## WHAT IS ASKED
Pick out every line holding the string "text" and copy it.

------------------------------------------------------------

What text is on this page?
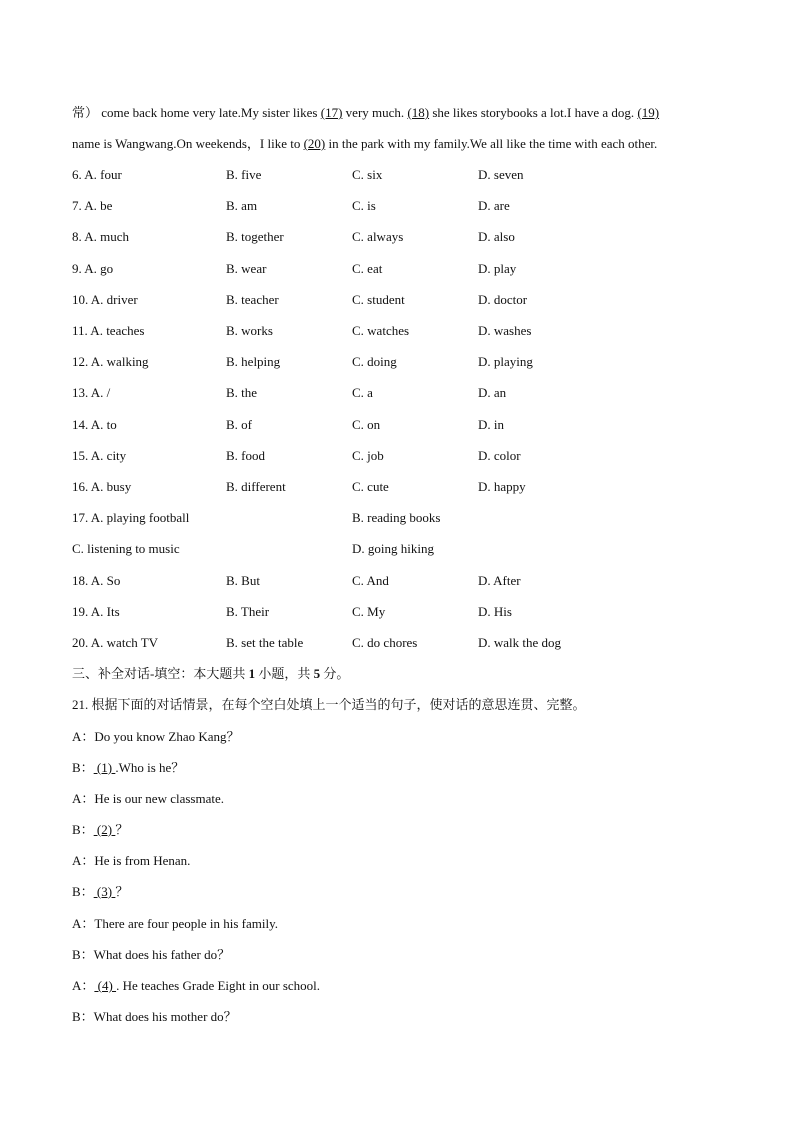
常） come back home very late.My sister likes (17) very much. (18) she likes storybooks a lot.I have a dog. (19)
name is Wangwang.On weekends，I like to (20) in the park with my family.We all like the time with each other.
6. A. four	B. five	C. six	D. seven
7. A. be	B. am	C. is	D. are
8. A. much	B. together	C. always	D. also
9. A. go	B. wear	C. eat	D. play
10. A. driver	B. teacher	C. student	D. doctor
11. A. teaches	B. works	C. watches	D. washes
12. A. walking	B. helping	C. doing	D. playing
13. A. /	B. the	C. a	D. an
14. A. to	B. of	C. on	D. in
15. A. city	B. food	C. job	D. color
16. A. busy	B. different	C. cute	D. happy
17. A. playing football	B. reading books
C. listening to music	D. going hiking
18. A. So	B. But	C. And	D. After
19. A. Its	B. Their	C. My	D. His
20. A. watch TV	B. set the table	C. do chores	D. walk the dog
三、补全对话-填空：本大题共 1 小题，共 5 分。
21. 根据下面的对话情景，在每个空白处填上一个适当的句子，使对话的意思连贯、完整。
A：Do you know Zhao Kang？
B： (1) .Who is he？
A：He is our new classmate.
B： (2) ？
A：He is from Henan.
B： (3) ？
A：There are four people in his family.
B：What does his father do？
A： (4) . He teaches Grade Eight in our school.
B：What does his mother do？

------------------------------------------------------------

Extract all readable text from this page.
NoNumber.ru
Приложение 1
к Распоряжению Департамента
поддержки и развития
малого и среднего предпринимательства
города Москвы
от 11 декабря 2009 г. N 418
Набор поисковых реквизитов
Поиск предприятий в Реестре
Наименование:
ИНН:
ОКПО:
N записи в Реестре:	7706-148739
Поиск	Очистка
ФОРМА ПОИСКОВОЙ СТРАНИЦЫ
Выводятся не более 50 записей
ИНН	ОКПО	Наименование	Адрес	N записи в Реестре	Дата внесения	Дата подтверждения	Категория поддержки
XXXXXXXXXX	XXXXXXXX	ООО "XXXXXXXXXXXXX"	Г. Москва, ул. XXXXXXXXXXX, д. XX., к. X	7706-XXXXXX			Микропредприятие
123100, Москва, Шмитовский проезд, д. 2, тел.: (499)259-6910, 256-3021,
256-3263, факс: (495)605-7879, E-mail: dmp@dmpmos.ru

------------------------------------------------------------

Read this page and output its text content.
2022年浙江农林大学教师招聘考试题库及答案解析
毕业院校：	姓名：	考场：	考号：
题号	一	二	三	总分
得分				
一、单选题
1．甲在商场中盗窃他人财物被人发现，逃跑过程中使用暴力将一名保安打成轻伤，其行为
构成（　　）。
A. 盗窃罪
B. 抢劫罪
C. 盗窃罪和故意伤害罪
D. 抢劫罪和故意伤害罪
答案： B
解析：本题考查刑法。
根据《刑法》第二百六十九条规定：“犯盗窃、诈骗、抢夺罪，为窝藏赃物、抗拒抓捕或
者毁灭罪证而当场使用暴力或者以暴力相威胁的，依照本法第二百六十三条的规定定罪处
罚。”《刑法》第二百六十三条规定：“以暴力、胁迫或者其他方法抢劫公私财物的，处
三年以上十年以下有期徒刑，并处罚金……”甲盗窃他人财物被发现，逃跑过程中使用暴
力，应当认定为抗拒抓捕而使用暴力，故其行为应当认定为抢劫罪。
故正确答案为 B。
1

------------------------------------------------------------

## TASK OUTPUT
What text is on this page?
Extract all readable text from this page.
Read this page and output its text content.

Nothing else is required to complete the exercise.